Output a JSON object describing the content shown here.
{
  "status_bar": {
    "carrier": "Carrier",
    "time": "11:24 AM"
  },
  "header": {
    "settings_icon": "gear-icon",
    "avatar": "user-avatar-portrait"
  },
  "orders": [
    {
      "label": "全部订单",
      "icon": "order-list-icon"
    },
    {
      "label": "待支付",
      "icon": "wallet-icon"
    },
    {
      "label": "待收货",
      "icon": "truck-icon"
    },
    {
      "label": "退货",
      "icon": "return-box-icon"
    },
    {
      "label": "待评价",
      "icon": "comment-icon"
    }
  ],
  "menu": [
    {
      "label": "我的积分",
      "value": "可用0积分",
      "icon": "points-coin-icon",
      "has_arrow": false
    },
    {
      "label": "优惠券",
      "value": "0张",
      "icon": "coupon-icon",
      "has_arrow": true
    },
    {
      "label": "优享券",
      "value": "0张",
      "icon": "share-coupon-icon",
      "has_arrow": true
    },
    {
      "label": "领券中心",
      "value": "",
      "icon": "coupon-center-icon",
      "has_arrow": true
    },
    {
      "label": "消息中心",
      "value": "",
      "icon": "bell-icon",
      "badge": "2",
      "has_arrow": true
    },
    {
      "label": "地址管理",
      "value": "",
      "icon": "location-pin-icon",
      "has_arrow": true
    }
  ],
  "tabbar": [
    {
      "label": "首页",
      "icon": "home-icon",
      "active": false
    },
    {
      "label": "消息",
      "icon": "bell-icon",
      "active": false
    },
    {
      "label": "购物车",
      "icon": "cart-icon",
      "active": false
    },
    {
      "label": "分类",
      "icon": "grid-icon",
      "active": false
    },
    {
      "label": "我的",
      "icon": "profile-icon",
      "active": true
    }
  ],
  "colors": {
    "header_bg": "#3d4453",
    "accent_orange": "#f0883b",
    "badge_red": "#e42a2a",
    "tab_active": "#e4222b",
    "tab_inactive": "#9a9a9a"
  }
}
• • •
• **Your task**:
Gather all lines of the records that include the word "coupon".

• **Exercise result**:
      "icon": "coupon-icon",
      "icon": "share-coupon-icon",
      "icon": "coupon-center-icon",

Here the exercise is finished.